====== Task material ======
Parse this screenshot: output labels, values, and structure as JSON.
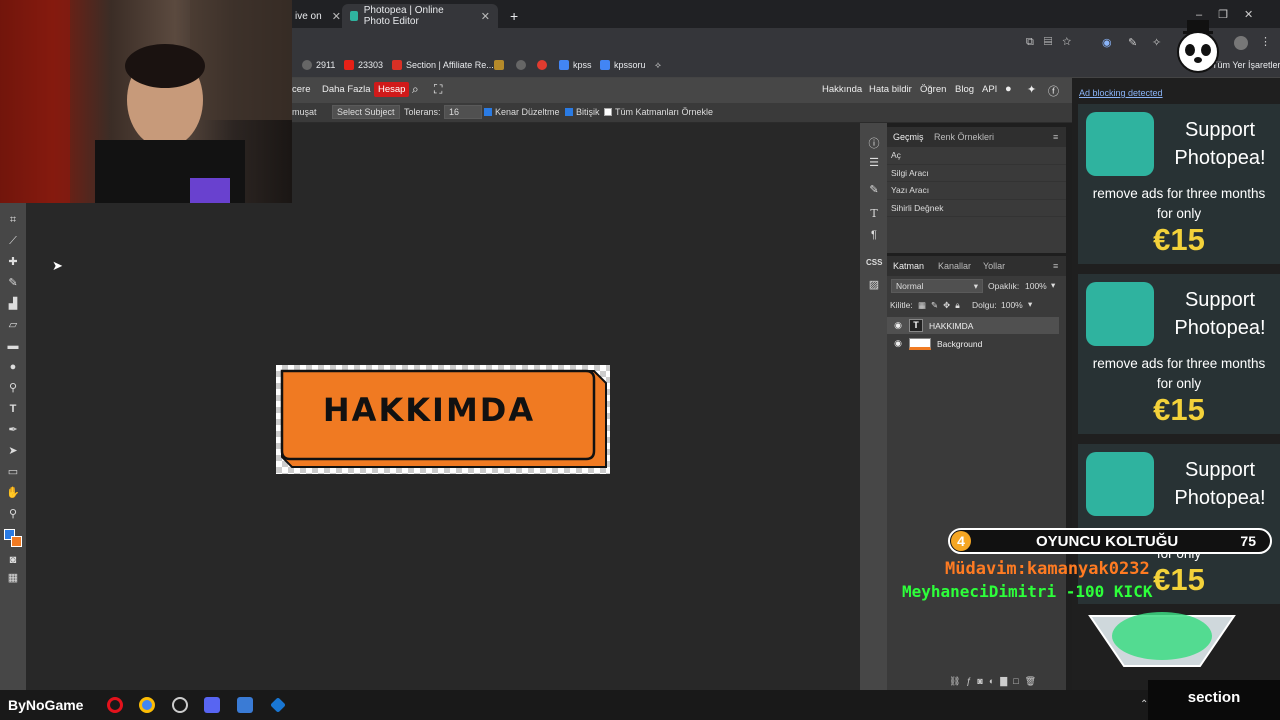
{
  "browser": {
    "tabs": [
      {
        "label": "ive on",
        "active": false
      },
      {
        "label": "Photopea | Online Photo Editor",
        "active": true
      }
    ],
    "new_tab": "+",
    "bookmarks": [
      {
        "label": "2911",
        "icon": "dark-icon"
      },
      {
        "label": "23303",
        "icon": "youtube-icon"
      },
      {
        "label": "Section | Affiliate Re...",
        "icon": "section-icon"
      },
      {
        "label": "kpss",
        "icon": "doc-icon"
      },
      {
        "label": "kpssoru",
        "icon": "doc-icon"
      }
    ],
    "bookmarks_right": "Tüm Yer İşaretleri"
  },
  "menubar": {
    "left_partial": "cere",
    "more": "Daha Fazla",
    "account": "Hesap",
    "right_items": [
      "Hakkında",
      "Hata bildir",
      "Öğren",
      "Blog",
      "API"
    ]
  },
  "tool_options": {
    "partial": "muşat",
    "select_subject": "Select Subject",
    "tolerance_label": "Tolerans:",
    "tolerance_value": "16",
    "anti_alias": "Kenar Düzeltme",
    "contiguous": "Bitişik",
    "sample_all": "Tüm Katmanları Örnekle"
  },
  "document": {
    "text": "HAKKIMDA",
    "accent": "#f07a22"
  },
  "history_panel": {
    "tabs": [
      "Geçmiş",
      "Renk Örnekleri"
    ],
    "items": [
      "Aç",
      "Silgi Aracı",
      "Yazı Aracı",
      "Sihirli Değnek"
    ]
  },
  "layers_panel": {
    "tabs": [
      "Katman",
      "Kanallar",
      "Yollar"
    ],
    "blend_mode": "Normal",
    "opacity_label": "Opaklık:",
    "opacity_value": "100%",
    "lock_label": "Kilitle:",
    "fill_label": "Dolgu:",
    "fill_value": "100%",
    "layers": [
      {
        "name": "HAKKIMDA",
        "type": "text",
        "selected": true
      },
      {
        "name": "Background",
        "type": "image",
        "selected": false
      }
    ]
  },
  "ads": {
    "warning": "Ad blocking detected",
    "title": "Support Photopea!",
    "subtitle": "remove ads for three months for only",
    "price": "€15"
  },
  "overlays": {
    "seat_number": "4",
    "seat_label": "OYUNCU KOLTUĞU",
    "seat_count": "75",
    "regular": "Müdavim:kamanyak0232",
    "ticker": "MeyhaneciDimitri -100 KICK"
  },
  "taskbar": {
    "watermark": "ByNoGame",
    "section_logo": "section"
  }
}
======
→ **The task**: Leave out the pictures and repeat everything else in the records exactly.

→ **Solution below**:
Parse this screenshot: output labels, values, and structure as JSON.
{
  "browser": {
    "tabs": [
      {
        "label": "ive on",
        "active": false
      },
      {
        "label": "Photopea | Online Photo Editor",
        "active": true
      }
    ],
    "new_tab": "+",
    "bookmarks": [
      {
        "label": "2911",
        "icon": "dark-icon"
      },
      {
        "label": "23303",
        "icon": "youtube-icon"
      },
      {
        "label": "Section | Affiliate Re...",
        "icon": "section-icon"
      },
      {
        "label": "kpss",
        "icon": "doc-icon"
      },
      {
        "label": "kpssoru",
        "icon": "doc-icon"
      }
    ],
    "bookmarks_right": "Tüm Yer İşaretleri"
  },
  "menubar": {
    "left_partial": "cere",
    "more": "Daha Fazla",
    "account": "Hesap",
    "right_items": [
      "Hakkında",
      "Hata bildir",
      "Öğren",
      "Blog",
      "API"
    ]
  },
  "tool_options": {
    "partial": "muşat",
    "select_subject": "Select Subject",
    "tolerance_label": "Tolerans:",
    "tolerance_value": "16",
    "anti_alias": "Kenar Düzeltme",
    "contiguous": "Bitişik",
    "sample_all": "Tüm Katmanları Örnekle"
  },
  "document": {
    "text": "HAKKIMDA",
    "accent": "#f07a22"
  },
  "history_panel": {
    "tabs": [
      "Geçmiş",
      "Renk Örnekleri"
    ],
    "items": [
      "Aç",
      "Silgi Aracı",
      "Yazı Aracı",
      "Sihirli Değnek"
    ]
  },
  "layers_panel": {
    "tabs": [
      "Katman",
      "Kanallar",
      "Yollar"
    ],
    "blend_mode": "Normal",
    "opacity_label": "Opaklık:",
    "opacity_value": "100%",
    "lock_label": "Kilitle:",
    "fill_label": "Dolgu:",
    "fill_value": "100%",
    "layers": [
      {
        "name": "HAKKIMDA",
        "type": "text",
        "selected": true
      },
      {
        "name": "Background",
        "type": "image",
        "selected": false
      }
    ]
  },
  "ads": {
    "warning": "Ad blocking detected",
    "title": "Support Photopea!",
    "subtitle": "remove ads for three months for only",
    "price": "€15"
  },
  "overlays": {
    "seat_number": "4",
    "seat_label": "OYUNCU KOLTUĞU",
    "seat_count": "75",
    "regular": "Müdavim:kamanyak0232",
    "ticker": "MeyhaneciDimitri -100 KICK"
  },
  "taskbar": {
    "watermark": "ByNoGame",
    "section_logo": "section"
  }
}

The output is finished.